*Task instructions*.
Transcribe every line of the listing below without any deviation.

-- START OF Data records --

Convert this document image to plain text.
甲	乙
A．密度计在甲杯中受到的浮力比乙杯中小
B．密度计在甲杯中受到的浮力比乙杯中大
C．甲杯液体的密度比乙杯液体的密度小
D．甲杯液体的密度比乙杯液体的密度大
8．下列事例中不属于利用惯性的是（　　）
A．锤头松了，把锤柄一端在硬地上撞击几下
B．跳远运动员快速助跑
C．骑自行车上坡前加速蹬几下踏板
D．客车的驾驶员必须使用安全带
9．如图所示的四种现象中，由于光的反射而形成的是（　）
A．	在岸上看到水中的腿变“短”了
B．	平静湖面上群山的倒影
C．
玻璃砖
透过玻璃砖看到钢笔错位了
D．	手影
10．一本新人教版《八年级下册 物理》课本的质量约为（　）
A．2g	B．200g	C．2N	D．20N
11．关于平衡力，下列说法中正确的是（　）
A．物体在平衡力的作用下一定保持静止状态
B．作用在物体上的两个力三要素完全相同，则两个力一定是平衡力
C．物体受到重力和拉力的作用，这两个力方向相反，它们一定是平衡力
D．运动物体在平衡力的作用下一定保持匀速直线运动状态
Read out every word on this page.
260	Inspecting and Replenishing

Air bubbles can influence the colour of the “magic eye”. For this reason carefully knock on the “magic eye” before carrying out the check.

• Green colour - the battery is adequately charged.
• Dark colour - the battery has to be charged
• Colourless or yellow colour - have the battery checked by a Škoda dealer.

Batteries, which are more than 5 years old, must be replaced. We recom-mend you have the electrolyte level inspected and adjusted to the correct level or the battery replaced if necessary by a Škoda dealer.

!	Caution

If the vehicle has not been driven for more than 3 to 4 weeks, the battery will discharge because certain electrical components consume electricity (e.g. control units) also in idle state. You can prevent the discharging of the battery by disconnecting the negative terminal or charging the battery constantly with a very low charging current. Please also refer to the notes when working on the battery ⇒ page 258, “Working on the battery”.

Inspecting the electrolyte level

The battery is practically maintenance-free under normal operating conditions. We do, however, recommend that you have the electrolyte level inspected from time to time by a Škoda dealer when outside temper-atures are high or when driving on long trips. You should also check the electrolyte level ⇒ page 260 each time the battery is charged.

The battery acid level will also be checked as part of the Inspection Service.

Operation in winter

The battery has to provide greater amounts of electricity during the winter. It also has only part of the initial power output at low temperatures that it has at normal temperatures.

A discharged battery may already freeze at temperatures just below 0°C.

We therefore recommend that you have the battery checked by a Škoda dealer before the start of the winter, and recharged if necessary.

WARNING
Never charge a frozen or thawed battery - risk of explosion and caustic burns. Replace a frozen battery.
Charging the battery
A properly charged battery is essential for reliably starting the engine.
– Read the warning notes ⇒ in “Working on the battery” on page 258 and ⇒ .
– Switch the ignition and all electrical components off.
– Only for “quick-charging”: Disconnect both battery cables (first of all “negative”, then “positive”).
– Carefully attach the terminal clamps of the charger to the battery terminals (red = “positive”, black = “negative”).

-- END OF Data records --

*Answer to this task*.
Convert this document image to plain text.
甲	乙
A．密度计在甲杯中受到的浮力比乙杯中小
B．密度计在甲杯中受到的浮力比乙杯中大
C．甲杯液体的密度比乙杯液体的密度小
D．甲杯液体的密度比乙杯液体的密度大
8．下列事例中不属于利用惯性的是（　　）
A．锤头松了，把锤柄一端在硬地上撞击几下
B．跳远运动员快速助跑
C．骑自行车上坡前加速蹬几下踏板
D．客车的驾驶员必须使用安全带
9．如图所示的四种现象中，由于光的反射而形成的是（　）
A．	在岸上看到水中的腿变“短”了
B．	平静湖面上群山的倒影
C．
玻璃砖
透过玻璃砖看到钢笔错位了
D．	手影
10．一本新人教版《八年级下册 物理》课本的质量约为（　）
A．2g	B．200g	C．2N	D．20N
11．关于平衡力，下列说法中正确的是（　）
A．物体在平衡力的作用下一定保持静止状态
B．作用在物体上的两个力三要素完全相同，则两个力一定是平衡力
C．物体受到重力和拉力的作用，这两个力方向相反，它们一定是平衡力
D．运动物体在平衡力的作用下一定保持匀速直线运动状态
Read out every word on this page.
260	Inspecting and Replenishing

Air bubbles can influence the colour of the “magic eye”. For this reason carefully knock on the “magic eye” before carrying out the check.

• Green colour - the battery is adequately charged.
• Dark colour - the battery has to be charged
• Colourless or yellow colour - have the battery checked by a Škoda dealer.

Batteries, which are more than 5 years old, must be replaced. We recom-mend you have the electrolyte level inspected and adjusted to the correct level or the battery replaced if necessary by a Škoda dealer.

!	Caution

If the vehicle has not been driven for more than 3 to 4 weeks, the battery will discharge because certain electrical components consume electricity (e.g. control units) also in idle state. You can prevent the discharging of the battery by disconnecting the negative terminal or charging the battery constantly with a very low charging current. Please also refer to the notes when working on the battery ⇒ page 258, “Working on the battery”.

Inspecting the electrolyte level

The battery is practically maintenance-free under normal operating conditions. We do, however, recommend that you have the electrolyte level inspected from time to time by a Škoda dealer when outside temper-atures are high or when driving on long trips. You should also check the electrolyte level ⇒ page 260 each time the battery is charged.

The battery acid level will also be checked as part of the Inspection Service.

Operation in winter

The battery has to provide greater amounts of electricity during the winter. It also has only part of the initial power output at low temperatures that it has at normal temperatures.

A discharged battery may already freeze at temperatures just below 0°C.

We therefore recommend that you have the battery checked by a Škoda dealer before the start of the winter, and recharged if necessary.

WARNING
Never charge a frozen or thawed battery - risk of explosion and caustic burns. Replace a frozen battery.
Charging the battery
A properly charged battery is essential for reliably starting the engine.
– Read the warning notes ⇒ in “Working on the battery” on page 258 and ⇒ .
– Switch the ignition and all electrical components off.
– Only for “quick-charging”: Disconnect both battery cables (first of all “negative”, then “positive”).
– Carefully attach the terminal clamps of the charger to the battery terminals (red = “positive”, black = “negative”).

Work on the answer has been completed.